### [WORK TO COMPLETE]
Where does the string "Windows" appear? Copy every line of the entries below that holds it.

### [RECORDS SHOWN]
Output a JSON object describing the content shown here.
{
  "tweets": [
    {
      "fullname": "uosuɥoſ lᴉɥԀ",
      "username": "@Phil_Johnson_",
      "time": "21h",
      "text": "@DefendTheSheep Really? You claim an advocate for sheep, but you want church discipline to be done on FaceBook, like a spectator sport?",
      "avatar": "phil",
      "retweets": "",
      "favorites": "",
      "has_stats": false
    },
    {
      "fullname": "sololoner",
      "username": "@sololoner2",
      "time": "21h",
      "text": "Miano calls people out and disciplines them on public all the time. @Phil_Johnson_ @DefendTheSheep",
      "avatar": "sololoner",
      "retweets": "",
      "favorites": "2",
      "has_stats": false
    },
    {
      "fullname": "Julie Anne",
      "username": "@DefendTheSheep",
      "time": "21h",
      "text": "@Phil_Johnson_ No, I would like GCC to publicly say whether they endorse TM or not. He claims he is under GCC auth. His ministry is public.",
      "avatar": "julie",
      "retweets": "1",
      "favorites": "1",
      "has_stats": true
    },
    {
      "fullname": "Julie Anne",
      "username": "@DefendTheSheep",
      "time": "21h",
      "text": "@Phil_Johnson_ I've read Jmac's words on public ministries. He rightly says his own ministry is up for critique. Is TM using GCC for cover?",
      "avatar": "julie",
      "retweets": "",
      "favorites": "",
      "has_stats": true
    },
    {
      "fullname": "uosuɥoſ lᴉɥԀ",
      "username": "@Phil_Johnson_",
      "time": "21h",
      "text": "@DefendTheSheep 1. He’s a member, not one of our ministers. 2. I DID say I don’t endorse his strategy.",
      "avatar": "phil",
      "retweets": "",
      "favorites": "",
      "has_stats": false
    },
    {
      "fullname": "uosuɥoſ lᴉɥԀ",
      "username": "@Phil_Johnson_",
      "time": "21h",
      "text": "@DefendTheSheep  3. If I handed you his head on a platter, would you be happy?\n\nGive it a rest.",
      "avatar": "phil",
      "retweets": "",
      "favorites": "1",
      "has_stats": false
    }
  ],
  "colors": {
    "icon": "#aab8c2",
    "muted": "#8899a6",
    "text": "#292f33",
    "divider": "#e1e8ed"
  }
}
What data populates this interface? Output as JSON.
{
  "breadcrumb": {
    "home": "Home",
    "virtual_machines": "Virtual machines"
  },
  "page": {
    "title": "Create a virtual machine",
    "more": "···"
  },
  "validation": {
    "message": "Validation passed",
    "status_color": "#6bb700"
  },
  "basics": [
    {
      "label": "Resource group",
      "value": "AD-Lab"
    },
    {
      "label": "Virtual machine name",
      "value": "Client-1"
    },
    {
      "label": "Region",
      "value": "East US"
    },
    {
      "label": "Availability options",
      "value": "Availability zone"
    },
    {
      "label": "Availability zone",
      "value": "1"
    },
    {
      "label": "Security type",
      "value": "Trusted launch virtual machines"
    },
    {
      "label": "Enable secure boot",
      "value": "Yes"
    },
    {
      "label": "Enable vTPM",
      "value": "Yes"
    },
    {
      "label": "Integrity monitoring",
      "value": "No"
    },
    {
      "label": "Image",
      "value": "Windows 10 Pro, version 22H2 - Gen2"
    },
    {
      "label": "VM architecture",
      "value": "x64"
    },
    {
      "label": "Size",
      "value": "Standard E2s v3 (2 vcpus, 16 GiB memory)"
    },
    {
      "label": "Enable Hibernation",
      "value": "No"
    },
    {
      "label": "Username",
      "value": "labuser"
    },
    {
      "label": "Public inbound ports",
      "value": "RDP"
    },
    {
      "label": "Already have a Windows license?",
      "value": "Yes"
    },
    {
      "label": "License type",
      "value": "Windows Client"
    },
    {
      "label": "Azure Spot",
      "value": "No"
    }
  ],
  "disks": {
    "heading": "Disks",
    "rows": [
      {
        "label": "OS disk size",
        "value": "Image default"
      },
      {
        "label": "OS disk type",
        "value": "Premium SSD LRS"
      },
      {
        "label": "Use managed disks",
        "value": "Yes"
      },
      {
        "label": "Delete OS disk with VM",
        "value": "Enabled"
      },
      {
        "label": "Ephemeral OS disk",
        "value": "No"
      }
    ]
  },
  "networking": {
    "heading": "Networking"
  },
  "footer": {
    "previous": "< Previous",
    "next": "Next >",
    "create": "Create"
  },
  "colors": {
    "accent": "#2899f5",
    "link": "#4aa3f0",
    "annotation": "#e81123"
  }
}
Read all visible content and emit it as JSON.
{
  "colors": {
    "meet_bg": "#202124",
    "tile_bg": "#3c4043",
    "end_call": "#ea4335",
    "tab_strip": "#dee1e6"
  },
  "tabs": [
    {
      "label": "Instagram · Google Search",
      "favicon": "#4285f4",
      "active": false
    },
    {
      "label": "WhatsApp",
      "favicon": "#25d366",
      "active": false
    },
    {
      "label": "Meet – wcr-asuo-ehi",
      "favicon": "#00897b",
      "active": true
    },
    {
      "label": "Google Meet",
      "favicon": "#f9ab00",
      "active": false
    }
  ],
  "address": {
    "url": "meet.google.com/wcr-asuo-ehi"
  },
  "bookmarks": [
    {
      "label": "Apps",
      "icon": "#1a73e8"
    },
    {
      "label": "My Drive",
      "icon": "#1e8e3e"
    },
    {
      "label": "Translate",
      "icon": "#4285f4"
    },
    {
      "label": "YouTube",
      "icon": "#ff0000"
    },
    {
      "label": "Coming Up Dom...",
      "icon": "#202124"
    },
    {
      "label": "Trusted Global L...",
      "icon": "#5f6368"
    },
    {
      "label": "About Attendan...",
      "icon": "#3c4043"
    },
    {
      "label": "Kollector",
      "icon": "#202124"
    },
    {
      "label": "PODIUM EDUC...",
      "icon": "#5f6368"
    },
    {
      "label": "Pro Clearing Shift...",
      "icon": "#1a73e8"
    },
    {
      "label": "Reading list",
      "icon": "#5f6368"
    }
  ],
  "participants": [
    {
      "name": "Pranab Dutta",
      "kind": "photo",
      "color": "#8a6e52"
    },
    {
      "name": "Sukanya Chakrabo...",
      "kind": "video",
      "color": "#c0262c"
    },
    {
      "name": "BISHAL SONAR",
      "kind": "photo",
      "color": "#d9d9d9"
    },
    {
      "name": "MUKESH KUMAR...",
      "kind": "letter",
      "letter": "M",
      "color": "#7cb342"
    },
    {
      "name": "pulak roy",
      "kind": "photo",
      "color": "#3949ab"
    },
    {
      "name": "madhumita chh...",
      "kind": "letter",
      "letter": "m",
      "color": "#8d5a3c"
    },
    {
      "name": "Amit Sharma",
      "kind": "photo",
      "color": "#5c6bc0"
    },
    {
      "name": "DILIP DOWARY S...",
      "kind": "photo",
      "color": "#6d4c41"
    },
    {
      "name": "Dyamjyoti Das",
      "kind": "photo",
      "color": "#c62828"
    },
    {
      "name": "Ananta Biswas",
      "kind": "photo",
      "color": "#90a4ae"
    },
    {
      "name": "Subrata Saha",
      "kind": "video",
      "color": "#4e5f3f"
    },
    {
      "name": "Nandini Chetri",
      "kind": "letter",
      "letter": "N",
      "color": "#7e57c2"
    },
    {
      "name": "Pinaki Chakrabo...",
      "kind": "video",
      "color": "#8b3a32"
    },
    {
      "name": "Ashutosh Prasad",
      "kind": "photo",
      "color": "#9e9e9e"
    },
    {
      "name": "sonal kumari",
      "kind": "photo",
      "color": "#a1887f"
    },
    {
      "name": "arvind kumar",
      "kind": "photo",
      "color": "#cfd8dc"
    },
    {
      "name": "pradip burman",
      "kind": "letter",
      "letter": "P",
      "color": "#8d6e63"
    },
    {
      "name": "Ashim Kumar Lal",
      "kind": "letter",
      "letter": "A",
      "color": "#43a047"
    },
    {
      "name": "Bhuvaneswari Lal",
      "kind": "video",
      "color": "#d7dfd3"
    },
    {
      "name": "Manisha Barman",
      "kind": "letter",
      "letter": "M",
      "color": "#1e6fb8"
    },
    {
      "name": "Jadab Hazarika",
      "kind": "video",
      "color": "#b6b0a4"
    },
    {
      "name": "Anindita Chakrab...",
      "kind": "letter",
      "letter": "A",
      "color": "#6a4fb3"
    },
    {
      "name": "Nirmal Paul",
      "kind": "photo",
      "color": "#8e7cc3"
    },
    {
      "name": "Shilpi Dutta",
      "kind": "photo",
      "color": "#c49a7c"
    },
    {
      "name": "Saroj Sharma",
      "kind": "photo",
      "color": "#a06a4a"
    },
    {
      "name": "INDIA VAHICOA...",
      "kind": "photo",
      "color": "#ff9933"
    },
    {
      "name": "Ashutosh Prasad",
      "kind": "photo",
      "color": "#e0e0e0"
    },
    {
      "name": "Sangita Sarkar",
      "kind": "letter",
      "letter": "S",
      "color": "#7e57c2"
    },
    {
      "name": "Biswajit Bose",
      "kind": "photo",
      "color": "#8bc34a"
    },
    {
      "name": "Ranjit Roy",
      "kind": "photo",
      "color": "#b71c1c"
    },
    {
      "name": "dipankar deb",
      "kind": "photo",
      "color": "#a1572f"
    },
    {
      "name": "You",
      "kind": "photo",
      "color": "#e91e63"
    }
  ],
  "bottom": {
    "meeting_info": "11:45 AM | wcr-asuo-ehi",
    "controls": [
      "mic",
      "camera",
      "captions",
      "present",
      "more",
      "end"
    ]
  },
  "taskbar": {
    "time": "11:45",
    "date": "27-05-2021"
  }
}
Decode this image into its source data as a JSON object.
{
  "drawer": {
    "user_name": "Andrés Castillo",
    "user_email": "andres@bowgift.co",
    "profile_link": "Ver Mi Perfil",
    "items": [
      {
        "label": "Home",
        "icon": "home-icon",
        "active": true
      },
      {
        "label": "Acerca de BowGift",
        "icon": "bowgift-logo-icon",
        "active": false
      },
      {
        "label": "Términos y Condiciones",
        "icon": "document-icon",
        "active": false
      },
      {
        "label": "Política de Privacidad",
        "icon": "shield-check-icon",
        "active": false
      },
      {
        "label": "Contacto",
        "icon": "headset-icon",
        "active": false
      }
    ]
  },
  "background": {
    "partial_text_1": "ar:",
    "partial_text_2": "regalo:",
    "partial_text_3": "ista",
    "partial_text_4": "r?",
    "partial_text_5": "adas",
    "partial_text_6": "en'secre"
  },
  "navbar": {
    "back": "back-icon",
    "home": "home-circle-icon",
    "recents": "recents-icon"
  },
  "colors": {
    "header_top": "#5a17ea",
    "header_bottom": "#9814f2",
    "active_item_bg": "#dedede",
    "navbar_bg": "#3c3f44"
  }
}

### [OUTPUT OF THE EXERCISE]
      "value": "Windows 10 Pro, version 22H2 - Gen2"
      "label": "Already have a Windows license?",
      "value": "Windows Client"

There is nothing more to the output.